(Collection entries)
»»

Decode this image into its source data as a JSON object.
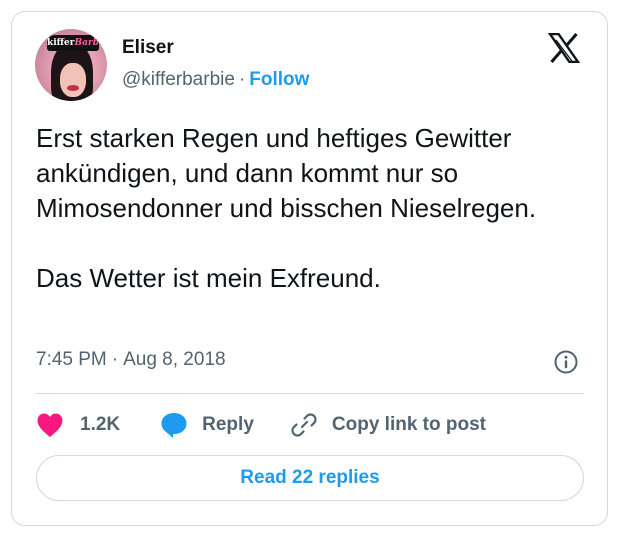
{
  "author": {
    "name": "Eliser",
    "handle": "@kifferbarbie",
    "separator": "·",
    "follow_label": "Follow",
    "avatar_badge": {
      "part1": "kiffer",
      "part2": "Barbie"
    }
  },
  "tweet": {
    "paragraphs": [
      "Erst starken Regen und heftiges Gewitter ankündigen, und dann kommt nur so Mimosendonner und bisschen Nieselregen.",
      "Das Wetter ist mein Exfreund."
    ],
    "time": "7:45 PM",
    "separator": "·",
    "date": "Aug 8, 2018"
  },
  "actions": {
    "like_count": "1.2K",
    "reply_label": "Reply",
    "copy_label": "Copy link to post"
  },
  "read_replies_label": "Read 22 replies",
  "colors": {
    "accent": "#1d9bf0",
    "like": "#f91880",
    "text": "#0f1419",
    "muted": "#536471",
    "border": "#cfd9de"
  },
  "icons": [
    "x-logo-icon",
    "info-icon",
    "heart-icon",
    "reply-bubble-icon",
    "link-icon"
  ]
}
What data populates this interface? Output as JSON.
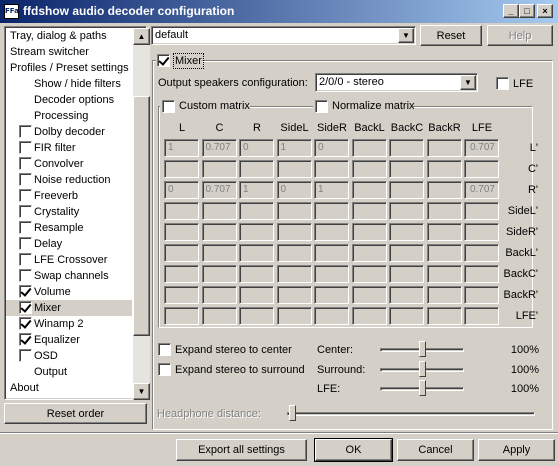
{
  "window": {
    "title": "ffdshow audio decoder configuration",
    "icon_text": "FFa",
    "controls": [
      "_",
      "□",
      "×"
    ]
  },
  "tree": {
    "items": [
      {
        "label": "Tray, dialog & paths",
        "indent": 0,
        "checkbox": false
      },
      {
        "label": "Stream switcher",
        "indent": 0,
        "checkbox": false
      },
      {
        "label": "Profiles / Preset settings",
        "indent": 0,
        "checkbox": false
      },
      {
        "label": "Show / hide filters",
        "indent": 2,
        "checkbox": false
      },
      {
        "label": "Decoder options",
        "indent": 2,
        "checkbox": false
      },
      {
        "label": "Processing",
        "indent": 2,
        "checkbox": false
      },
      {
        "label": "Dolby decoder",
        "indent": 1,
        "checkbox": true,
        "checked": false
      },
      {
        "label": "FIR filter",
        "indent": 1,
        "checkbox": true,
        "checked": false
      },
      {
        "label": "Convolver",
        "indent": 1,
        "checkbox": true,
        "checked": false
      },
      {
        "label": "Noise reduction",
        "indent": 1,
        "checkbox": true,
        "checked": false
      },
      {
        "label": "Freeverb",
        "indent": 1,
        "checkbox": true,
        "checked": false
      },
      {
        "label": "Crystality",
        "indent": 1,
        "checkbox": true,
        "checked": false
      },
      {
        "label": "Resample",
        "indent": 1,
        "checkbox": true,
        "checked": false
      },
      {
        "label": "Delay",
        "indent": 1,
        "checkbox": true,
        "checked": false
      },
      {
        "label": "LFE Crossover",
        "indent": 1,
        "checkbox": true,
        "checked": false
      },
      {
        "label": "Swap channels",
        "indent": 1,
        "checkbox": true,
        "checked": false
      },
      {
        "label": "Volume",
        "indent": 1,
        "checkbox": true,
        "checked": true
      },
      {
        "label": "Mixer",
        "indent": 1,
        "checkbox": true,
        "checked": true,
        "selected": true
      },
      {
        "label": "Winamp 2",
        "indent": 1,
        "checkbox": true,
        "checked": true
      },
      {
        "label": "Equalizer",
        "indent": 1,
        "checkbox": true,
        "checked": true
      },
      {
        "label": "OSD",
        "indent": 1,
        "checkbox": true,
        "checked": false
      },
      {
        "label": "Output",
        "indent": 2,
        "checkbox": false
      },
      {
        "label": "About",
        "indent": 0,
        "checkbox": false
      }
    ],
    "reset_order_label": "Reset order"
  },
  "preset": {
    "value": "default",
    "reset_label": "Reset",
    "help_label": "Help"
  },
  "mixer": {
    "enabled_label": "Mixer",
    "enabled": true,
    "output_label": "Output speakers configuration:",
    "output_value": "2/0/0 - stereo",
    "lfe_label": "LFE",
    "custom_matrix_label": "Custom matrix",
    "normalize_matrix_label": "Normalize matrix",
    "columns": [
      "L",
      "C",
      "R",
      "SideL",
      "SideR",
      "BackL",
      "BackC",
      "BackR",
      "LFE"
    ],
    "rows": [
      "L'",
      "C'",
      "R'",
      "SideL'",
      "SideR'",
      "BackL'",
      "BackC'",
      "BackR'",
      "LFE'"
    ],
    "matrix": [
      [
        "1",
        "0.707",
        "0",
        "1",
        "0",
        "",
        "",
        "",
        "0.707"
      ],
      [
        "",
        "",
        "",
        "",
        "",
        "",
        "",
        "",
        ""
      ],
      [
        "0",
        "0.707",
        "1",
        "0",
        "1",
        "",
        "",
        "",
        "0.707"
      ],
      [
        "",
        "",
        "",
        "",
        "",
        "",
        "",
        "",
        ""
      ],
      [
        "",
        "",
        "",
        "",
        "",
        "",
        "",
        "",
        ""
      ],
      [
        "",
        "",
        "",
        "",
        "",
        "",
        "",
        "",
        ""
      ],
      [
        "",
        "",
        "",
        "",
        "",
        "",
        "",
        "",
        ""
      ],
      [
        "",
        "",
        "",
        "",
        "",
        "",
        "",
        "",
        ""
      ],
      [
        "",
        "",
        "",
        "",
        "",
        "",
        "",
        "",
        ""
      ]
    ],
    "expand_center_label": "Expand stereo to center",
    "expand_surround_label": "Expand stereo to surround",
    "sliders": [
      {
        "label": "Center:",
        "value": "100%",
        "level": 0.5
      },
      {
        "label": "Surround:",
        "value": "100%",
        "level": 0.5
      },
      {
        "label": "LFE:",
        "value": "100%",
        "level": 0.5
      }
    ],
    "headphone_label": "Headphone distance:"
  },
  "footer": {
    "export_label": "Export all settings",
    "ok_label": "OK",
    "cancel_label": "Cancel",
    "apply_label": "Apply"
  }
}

««

> **Goal**:
Choose all lines containing the string "data" and copy them out.

> **The reply**:
Decode this image into its source data as a JSON object.
What data populates this interface? Output as JSON.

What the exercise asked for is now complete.